## Set problem
Filter these entries, keeping only lines that hold the word "Direct".
- - -
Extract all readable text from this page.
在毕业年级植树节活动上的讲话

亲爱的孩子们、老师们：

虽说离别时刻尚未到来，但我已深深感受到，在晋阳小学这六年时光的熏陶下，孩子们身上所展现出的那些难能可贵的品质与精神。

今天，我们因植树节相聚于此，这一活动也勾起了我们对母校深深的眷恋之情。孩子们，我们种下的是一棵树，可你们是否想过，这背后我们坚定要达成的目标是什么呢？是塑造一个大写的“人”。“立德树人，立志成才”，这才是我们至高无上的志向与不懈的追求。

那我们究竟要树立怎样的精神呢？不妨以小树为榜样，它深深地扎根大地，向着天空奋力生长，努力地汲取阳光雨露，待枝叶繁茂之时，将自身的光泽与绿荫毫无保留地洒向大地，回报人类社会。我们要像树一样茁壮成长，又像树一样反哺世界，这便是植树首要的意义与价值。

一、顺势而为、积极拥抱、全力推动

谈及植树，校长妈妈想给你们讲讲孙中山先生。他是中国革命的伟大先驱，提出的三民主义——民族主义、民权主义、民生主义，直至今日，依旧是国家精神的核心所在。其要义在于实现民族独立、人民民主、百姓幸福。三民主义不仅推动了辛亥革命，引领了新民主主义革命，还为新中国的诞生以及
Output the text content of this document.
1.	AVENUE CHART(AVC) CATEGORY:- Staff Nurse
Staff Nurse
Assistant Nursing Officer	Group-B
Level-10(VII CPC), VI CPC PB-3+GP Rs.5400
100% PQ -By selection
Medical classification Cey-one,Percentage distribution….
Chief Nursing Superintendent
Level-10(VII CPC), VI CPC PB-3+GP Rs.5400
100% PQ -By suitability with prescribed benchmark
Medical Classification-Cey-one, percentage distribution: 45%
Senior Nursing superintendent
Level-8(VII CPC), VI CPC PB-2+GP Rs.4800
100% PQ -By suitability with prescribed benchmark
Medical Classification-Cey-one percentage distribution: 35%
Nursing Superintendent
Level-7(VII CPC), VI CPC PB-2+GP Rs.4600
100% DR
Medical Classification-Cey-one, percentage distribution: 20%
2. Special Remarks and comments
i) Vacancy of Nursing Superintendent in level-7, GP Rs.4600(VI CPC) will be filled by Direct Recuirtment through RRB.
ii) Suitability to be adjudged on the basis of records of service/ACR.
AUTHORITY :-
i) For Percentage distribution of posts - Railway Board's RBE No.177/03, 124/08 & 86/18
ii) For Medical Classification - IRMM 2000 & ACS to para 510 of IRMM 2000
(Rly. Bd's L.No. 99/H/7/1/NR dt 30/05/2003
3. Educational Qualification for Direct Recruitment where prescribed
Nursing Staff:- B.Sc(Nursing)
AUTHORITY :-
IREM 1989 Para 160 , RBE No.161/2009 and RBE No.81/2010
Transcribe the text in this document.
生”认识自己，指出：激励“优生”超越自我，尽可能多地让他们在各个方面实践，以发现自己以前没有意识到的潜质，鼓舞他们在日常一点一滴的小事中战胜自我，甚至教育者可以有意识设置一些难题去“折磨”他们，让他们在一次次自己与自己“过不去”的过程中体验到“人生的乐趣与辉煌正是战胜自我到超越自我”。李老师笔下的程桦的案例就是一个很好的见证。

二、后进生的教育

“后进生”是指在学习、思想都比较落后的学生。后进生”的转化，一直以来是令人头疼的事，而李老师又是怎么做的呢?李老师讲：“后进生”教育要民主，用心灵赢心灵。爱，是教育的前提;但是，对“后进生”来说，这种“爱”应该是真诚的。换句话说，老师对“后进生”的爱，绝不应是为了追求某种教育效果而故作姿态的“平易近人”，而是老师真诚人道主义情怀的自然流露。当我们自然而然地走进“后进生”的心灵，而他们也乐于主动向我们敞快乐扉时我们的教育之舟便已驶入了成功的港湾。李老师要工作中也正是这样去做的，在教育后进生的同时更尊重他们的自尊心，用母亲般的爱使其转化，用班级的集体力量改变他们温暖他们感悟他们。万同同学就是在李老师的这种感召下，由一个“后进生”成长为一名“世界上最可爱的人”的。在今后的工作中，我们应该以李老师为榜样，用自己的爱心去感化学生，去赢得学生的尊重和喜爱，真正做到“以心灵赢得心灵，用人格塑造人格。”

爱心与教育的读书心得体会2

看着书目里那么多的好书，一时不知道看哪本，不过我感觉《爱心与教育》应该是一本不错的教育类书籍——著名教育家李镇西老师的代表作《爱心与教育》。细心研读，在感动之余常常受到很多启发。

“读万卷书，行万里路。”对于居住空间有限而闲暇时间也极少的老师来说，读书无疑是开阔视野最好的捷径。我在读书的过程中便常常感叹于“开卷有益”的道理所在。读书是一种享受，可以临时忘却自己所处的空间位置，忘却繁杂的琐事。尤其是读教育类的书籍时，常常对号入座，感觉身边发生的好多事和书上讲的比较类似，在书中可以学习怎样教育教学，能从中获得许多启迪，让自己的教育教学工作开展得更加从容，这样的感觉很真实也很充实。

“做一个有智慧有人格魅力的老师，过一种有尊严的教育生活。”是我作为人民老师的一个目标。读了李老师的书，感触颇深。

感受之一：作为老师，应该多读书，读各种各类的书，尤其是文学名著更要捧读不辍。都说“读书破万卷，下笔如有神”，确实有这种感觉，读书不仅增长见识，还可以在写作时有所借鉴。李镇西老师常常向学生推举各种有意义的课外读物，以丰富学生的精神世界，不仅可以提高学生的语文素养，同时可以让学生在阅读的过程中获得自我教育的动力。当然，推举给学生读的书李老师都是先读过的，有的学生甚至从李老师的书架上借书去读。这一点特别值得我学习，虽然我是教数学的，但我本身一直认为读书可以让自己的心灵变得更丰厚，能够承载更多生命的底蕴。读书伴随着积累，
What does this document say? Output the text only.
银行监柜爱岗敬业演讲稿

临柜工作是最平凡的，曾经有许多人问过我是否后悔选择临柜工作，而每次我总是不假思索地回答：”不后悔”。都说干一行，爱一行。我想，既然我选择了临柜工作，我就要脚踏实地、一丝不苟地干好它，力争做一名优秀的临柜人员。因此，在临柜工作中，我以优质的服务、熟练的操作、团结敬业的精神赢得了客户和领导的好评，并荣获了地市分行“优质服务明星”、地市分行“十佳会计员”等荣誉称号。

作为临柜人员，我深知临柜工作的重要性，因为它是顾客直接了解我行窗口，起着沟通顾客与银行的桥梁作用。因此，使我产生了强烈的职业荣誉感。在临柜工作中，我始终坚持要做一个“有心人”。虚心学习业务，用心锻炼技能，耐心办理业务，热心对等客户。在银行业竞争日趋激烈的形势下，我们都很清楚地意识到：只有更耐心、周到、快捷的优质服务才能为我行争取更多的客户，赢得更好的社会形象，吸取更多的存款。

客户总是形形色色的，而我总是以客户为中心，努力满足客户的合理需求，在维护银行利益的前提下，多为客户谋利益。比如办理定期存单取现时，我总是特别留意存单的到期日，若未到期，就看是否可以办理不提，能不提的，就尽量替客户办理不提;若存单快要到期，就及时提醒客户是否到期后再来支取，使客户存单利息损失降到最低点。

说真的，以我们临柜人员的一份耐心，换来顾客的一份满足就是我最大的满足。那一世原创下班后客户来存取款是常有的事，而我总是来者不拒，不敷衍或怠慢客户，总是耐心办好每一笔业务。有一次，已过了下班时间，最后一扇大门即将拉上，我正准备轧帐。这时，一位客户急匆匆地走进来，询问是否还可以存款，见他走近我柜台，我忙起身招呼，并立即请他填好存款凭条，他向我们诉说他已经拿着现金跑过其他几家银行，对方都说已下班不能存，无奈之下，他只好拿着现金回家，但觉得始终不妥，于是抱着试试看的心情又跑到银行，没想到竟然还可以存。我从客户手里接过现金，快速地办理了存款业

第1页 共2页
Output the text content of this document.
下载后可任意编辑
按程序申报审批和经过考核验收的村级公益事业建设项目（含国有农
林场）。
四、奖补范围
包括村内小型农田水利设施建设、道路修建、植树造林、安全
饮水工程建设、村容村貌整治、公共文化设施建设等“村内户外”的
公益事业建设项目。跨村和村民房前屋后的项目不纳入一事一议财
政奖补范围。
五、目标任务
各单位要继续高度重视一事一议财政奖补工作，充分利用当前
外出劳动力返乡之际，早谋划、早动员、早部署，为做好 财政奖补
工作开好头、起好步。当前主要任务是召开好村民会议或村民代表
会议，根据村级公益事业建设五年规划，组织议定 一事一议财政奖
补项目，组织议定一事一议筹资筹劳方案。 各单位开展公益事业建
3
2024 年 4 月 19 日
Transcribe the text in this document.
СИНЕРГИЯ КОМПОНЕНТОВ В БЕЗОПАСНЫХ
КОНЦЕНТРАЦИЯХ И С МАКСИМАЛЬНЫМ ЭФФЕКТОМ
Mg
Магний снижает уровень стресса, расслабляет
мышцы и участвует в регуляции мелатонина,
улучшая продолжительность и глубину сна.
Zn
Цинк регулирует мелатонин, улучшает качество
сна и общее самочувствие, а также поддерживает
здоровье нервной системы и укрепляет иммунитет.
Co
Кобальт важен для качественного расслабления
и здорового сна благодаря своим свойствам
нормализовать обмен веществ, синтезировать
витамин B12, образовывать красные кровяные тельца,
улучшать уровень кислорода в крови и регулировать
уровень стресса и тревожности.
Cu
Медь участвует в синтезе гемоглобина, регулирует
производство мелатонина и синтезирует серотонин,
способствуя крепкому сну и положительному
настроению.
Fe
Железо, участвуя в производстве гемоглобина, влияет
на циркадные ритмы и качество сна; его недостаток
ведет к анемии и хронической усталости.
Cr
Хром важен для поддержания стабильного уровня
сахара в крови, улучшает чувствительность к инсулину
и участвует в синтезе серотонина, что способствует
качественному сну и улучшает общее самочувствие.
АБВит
- - -
## Correct result
i) Vacancy of Nursing Superintendent in level-7, GP Rs.4600(VI CPC) will be filled by Direct Recuirtment through RRB.
3. Educational Qualification for Direct Recruitment where prescribed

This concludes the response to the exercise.